Below are the records. Gather each line that holds "name".

LISTED ENTRIES
──────────────────────────────

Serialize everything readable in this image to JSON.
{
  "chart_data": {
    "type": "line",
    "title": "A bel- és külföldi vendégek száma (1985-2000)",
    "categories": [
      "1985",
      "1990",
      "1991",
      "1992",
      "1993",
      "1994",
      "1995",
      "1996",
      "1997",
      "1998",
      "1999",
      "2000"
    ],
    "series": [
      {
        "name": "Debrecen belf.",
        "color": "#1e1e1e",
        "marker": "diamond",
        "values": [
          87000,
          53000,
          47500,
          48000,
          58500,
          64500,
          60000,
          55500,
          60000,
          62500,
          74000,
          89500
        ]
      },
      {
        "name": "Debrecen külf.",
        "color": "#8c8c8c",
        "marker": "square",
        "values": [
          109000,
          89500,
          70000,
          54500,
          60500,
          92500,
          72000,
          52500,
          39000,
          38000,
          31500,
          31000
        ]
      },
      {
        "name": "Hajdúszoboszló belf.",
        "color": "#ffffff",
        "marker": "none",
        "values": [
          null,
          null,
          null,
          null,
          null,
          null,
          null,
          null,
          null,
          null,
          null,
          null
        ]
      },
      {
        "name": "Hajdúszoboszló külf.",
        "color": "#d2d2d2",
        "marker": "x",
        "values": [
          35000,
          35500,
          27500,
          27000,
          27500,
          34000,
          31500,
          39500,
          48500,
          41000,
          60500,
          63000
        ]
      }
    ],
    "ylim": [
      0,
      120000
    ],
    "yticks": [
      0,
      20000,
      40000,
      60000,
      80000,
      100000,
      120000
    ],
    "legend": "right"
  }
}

──────────────────────────────

REPLY TO THE TASK
        "name": "Debrecen belf.",
        "name": "Debrecen külf.",
        "name": "Hajdúszoboszló belf.",
        "name": "Hajdúszoboszló külf.",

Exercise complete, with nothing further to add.